▸ **Record excerpts**
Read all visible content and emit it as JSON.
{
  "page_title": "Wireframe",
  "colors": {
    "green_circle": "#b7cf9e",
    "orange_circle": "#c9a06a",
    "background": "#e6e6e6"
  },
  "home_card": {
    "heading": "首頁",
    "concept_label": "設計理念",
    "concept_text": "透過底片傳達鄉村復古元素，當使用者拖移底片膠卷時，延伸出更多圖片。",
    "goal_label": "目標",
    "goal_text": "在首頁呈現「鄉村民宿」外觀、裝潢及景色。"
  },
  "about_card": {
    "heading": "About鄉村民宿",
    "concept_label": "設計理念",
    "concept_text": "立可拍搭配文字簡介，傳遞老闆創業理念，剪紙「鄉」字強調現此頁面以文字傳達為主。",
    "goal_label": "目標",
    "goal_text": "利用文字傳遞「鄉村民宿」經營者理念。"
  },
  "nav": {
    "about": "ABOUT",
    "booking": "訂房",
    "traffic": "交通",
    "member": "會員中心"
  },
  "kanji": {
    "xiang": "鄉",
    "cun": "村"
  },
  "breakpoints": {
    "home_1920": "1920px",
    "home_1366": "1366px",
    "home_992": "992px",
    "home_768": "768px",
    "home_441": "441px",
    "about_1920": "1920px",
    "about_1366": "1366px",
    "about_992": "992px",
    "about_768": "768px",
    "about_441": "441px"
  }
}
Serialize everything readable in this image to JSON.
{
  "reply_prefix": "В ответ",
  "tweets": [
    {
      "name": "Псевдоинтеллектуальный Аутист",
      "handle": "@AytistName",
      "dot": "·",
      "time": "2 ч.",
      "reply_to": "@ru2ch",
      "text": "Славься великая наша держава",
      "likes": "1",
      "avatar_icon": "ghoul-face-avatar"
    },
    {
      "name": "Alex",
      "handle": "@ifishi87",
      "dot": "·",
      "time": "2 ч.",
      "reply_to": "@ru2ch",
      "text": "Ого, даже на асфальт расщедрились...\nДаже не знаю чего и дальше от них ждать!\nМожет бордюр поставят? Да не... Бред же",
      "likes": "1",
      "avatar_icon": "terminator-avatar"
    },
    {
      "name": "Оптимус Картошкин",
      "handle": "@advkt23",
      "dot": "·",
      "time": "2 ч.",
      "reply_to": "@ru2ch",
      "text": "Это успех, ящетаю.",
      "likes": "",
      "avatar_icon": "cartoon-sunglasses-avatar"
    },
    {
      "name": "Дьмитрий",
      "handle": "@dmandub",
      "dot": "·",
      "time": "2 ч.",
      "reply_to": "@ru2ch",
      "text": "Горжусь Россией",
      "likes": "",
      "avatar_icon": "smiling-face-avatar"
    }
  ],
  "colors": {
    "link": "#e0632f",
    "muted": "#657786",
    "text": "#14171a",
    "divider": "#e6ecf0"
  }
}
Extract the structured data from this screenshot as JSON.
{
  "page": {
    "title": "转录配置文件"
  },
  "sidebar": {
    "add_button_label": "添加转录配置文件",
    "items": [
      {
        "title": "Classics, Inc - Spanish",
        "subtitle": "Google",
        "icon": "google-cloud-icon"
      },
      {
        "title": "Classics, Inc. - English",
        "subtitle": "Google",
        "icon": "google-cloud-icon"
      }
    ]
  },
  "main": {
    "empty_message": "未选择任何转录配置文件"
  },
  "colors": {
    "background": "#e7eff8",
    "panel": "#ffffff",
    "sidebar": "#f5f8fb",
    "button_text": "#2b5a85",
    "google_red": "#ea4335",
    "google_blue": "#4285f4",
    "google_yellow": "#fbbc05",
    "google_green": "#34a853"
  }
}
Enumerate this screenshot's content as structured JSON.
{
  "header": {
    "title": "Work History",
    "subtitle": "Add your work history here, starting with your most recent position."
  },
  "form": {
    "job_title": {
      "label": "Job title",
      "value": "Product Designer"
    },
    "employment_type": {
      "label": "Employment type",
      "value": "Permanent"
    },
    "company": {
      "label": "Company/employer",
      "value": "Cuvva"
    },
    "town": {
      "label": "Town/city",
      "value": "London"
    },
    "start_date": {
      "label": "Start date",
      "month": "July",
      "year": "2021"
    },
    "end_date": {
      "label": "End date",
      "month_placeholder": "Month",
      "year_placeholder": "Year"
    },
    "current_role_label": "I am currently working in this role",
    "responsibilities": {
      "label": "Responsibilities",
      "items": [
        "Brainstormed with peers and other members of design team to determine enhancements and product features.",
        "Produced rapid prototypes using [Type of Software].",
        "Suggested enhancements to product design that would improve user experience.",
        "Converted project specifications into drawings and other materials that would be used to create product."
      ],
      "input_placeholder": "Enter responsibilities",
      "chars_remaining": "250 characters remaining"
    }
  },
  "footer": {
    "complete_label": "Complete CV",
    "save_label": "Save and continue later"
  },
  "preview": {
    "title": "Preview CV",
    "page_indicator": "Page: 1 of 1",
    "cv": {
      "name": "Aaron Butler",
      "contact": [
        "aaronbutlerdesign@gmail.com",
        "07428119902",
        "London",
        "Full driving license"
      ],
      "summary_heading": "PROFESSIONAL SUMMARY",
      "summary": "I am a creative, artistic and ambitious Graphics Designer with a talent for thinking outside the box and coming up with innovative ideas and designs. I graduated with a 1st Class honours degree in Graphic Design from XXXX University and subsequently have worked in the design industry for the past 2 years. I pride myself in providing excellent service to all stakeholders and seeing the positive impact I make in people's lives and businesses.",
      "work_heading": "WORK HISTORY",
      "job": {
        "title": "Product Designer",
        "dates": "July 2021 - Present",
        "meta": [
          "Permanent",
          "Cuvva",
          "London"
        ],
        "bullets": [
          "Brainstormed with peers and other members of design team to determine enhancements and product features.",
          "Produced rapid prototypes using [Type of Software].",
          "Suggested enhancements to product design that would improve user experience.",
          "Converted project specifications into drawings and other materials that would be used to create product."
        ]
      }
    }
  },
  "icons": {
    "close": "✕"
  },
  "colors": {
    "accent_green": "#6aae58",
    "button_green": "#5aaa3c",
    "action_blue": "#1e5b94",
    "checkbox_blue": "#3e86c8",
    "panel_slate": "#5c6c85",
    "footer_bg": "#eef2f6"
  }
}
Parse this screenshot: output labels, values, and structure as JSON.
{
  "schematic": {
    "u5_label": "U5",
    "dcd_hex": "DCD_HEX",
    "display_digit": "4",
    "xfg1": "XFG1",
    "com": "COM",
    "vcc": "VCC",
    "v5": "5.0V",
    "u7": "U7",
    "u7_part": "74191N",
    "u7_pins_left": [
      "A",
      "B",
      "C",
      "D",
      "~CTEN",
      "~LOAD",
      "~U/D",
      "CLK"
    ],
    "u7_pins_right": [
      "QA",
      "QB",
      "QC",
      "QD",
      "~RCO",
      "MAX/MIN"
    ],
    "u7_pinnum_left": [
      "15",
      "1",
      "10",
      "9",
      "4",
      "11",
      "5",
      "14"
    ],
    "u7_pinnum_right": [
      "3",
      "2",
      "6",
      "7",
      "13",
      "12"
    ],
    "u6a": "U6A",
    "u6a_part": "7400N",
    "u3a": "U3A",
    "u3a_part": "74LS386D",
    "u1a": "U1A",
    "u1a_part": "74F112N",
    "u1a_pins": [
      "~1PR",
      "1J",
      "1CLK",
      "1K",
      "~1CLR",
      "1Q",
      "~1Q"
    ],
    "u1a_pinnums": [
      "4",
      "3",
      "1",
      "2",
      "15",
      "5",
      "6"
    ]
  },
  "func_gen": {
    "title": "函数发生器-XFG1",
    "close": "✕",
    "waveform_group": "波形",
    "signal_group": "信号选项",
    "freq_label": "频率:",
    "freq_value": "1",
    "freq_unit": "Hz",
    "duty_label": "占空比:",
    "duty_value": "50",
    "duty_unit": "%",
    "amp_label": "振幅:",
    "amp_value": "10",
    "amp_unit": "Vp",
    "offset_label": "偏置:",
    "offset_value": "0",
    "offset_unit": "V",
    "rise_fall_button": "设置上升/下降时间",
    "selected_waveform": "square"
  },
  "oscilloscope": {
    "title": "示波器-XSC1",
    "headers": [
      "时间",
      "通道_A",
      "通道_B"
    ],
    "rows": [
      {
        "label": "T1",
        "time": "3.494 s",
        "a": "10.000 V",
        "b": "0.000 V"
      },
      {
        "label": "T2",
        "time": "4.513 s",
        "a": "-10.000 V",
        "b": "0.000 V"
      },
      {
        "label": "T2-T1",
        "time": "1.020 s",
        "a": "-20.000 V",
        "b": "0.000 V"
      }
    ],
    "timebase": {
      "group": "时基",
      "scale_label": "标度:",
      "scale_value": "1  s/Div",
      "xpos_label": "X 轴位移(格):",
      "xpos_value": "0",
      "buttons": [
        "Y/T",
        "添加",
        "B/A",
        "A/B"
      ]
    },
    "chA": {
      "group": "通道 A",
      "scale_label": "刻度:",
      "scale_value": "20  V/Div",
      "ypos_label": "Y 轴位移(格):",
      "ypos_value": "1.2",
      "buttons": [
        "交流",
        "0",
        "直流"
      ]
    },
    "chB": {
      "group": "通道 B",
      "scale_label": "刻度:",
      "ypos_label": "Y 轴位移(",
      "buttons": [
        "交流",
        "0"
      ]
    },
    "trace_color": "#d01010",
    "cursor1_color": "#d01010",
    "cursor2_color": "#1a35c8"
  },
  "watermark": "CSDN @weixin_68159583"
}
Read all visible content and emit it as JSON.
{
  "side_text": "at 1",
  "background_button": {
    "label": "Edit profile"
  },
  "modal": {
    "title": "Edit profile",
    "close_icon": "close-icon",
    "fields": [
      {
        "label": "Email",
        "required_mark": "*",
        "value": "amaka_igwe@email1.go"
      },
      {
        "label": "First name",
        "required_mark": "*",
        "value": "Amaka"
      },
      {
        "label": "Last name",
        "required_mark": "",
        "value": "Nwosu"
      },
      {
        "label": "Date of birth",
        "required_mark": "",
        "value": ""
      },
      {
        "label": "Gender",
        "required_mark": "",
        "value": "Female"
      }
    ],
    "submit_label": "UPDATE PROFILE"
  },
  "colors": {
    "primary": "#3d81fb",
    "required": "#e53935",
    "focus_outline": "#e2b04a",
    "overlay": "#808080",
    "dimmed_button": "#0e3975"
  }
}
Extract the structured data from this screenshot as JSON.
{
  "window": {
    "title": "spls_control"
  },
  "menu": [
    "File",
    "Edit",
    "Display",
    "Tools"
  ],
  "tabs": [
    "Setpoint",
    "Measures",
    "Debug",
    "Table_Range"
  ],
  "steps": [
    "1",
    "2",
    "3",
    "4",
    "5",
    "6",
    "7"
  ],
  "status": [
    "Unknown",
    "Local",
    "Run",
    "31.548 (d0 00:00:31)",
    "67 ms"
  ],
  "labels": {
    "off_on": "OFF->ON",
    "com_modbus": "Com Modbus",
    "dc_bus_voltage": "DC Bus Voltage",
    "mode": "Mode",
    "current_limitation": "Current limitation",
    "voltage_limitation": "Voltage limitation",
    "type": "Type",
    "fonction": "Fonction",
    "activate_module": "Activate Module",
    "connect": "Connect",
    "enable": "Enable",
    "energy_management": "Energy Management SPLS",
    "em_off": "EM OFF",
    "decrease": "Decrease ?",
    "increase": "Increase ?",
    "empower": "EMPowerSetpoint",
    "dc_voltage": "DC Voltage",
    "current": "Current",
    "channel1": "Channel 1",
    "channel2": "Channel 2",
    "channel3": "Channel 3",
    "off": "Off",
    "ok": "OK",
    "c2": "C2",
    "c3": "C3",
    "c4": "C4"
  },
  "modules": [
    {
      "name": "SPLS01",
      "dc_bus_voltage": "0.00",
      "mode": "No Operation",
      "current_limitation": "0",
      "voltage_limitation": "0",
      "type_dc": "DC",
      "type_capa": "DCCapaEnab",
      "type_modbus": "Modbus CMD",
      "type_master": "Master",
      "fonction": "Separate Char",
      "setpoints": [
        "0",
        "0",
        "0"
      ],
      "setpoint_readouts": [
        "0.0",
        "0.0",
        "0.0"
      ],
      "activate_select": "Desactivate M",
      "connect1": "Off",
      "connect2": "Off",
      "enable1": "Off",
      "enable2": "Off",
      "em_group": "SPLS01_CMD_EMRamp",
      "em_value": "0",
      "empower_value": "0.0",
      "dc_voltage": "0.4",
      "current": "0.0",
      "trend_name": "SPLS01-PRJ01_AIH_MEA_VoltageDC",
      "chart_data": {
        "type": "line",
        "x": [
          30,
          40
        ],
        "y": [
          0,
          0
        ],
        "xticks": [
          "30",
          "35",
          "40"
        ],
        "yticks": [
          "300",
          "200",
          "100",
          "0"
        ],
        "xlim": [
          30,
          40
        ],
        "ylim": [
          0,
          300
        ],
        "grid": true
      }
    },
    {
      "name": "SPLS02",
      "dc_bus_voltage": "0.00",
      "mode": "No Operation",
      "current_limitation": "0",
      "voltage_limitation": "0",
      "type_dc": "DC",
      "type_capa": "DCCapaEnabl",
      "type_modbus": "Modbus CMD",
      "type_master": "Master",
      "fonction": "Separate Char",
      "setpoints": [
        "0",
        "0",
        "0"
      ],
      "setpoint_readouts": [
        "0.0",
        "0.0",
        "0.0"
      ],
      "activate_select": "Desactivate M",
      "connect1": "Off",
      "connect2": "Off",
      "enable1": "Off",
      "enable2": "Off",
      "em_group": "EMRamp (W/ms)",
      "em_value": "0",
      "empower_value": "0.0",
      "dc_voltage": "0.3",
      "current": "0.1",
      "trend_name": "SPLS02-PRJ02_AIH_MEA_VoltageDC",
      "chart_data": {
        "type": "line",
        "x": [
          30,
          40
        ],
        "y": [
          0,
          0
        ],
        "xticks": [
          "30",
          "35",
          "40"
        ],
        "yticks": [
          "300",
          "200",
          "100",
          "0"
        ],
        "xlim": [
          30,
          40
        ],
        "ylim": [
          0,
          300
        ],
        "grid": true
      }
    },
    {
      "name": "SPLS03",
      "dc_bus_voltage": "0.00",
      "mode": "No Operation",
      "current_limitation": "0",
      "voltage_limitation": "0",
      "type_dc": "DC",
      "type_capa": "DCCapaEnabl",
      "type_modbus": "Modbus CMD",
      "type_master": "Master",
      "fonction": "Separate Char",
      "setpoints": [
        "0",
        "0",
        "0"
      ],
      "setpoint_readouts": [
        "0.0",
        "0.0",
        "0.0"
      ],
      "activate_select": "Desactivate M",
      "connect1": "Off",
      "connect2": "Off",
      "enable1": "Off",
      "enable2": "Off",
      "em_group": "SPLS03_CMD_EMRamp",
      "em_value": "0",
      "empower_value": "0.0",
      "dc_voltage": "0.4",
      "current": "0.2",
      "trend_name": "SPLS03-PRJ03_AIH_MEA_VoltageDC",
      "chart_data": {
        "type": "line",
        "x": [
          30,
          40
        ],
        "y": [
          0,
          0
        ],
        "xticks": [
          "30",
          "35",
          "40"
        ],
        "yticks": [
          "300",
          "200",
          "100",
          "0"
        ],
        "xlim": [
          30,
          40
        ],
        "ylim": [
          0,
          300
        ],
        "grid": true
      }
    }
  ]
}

▸ **Task directions**
Take every line that includes the string "with" and copy it.

▸ **Full response**
    "subtitle": "Add your work history here, starting with your most recent position."
        "Brainstormed with peers and other members of design team to determine enhancements and product features.",
      "summary": "I am a creative, artistic and ambitious Graphics Designer with a talent for thinking outside the box and coming up with innovative ideas and designs. I graduated with a 1st Class honours degree in Graphic Design from XXXX University and subsequently have worked in the design industry for the past 2 years. I pride myself in providing excellent service to all stakeholders and seeing the positive impact I make in people's lives and businesses.",
          "Brainstormed with peers and other members of design team to determine enhancements and product features.",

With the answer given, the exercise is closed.